## OBJECTIVE:
Check each line of the records below for the word "this" and copy those where it appears.

## Data records:
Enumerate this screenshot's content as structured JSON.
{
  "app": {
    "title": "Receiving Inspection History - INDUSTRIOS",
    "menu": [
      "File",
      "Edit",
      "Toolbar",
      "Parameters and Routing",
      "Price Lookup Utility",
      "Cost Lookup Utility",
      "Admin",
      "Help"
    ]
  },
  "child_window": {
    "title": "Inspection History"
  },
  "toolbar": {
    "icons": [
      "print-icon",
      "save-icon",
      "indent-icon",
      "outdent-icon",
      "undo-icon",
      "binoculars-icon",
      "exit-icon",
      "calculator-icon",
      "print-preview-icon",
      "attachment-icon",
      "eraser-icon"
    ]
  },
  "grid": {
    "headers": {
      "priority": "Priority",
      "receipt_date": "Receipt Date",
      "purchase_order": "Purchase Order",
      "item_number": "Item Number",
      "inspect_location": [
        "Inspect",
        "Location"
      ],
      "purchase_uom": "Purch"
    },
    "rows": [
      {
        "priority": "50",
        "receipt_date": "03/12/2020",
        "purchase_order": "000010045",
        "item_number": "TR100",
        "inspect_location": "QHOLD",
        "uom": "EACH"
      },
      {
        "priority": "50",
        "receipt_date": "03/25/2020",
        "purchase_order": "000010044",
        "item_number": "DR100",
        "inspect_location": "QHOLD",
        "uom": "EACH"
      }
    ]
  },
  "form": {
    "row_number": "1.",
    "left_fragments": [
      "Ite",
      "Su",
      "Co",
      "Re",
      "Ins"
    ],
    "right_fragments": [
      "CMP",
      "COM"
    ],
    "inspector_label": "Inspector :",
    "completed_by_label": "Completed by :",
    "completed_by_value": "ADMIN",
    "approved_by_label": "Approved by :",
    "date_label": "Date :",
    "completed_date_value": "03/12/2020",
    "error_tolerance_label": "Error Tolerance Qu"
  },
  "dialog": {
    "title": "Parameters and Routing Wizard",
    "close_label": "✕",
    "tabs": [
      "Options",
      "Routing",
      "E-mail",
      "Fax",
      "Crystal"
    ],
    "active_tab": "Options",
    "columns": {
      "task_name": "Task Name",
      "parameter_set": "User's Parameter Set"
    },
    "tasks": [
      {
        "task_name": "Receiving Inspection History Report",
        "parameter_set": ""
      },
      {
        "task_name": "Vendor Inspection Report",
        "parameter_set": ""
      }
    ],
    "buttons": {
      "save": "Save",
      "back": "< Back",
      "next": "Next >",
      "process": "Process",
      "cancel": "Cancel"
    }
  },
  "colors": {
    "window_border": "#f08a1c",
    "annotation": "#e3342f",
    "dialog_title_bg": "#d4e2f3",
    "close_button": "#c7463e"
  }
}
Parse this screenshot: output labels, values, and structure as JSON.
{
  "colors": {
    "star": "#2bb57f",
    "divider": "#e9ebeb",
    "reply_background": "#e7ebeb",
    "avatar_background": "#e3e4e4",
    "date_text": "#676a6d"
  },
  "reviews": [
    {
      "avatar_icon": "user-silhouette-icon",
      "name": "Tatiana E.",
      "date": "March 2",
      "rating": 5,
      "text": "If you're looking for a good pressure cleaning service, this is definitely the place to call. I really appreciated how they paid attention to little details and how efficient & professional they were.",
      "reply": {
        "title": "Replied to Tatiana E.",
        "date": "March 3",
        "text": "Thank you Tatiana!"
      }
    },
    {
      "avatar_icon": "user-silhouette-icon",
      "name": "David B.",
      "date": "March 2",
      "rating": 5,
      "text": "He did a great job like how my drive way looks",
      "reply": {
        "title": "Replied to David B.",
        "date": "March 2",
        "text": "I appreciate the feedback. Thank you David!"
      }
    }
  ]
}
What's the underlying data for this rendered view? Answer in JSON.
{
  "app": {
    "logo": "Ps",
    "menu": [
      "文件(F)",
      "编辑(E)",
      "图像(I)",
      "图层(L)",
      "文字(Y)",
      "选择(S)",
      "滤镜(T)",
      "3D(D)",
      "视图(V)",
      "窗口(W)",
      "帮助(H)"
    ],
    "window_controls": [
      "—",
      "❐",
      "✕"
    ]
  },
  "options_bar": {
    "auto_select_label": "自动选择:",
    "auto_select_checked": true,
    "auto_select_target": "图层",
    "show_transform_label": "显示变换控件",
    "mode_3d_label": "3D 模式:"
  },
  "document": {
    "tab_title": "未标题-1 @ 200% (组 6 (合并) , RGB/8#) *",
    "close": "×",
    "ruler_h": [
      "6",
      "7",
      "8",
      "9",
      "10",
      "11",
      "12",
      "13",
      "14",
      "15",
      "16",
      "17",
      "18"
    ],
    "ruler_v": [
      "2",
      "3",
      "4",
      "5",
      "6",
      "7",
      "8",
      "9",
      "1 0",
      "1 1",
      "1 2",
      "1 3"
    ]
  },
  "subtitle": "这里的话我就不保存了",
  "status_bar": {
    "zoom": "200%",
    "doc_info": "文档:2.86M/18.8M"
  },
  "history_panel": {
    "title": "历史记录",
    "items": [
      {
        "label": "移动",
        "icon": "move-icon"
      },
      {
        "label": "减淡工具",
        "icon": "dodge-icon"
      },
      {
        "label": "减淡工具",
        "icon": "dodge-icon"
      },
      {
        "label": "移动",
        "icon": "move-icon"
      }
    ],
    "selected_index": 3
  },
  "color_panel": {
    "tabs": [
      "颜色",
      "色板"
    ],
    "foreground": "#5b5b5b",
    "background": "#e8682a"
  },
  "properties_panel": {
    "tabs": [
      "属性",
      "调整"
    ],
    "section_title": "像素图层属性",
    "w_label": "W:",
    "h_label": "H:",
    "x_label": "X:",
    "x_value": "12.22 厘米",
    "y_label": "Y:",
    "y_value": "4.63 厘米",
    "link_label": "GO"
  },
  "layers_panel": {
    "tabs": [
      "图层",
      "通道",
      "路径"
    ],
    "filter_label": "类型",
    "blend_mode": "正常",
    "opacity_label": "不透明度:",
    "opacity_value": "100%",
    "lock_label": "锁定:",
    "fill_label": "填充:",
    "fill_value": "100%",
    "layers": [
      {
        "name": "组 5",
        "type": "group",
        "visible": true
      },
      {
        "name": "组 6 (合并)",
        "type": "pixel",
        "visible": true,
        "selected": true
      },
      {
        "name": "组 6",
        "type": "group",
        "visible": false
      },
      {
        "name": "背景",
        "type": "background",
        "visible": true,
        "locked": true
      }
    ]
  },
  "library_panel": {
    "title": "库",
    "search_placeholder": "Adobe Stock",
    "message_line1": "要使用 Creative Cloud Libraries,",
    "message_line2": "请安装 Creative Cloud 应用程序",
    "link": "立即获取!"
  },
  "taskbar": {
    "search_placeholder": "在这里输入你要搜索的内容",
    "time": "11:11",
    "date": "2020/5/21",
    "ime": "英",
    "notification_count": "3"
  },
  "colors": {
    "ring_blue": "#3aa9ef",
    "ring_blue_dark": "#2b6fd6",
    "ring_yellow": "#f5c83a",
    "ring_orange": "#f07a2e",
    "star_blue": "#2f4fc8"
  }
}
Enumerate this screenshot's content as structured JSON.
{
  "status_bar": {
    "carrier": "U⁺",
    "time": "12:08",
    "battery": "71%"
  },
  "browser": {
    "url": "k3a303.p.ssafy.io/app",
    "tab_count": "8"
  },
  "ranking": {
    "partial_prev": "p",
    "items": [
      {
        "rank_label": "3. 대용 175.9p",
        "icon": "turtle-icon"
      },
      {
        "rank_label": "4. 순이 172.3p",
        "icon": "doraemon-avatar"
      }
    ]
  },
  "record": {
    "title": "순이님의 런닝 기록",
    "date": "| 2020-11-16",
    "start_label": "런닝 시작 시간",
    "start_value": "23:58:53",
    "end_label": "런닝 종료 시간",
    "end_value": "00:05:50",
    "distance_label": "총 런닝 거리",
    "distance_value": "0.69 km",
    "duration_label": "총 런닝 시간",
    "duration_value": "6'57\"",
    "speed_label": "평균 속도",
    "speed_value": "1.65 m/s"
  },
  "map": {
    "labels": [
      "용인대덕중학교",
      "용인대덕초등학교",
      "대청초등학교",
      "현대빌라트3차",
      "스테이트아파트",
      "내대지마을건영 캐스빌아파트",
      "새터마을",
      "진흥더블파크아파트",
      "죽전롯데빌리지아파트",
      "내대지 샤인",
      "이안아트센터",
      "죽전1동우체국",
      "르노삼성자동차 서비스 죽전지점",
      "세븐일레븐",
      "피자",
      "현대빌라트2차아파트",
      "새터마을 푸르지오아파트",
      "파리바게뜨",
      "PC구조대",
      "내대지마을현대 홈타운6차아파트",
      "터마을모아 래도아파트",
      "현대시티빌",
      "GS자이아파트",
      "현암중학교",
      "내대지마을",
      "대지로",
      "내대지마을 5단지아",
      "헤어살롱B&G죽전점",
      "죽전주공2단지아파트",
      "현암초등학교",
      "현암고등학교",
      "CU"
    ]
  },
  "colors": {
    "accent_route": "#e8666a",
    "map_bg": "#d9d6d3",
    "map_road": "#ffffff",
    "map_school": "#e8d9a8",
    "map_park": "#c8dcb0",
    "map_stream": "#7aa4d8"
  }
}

## RESULT:
Enumerate this screenshot's content as structured JSON.
Parse this screenshot: output labels, values, and structure as JSON.
      "text": "If you're looking for a good pressure cleaning service, this is definitely the place to call. I really appreciated how they paid attention to little details and how efficient & professional they were.",
What's the underlying data for this rendered view? Answer in JSON.
Enumerate this screenshot's content as structured JSON.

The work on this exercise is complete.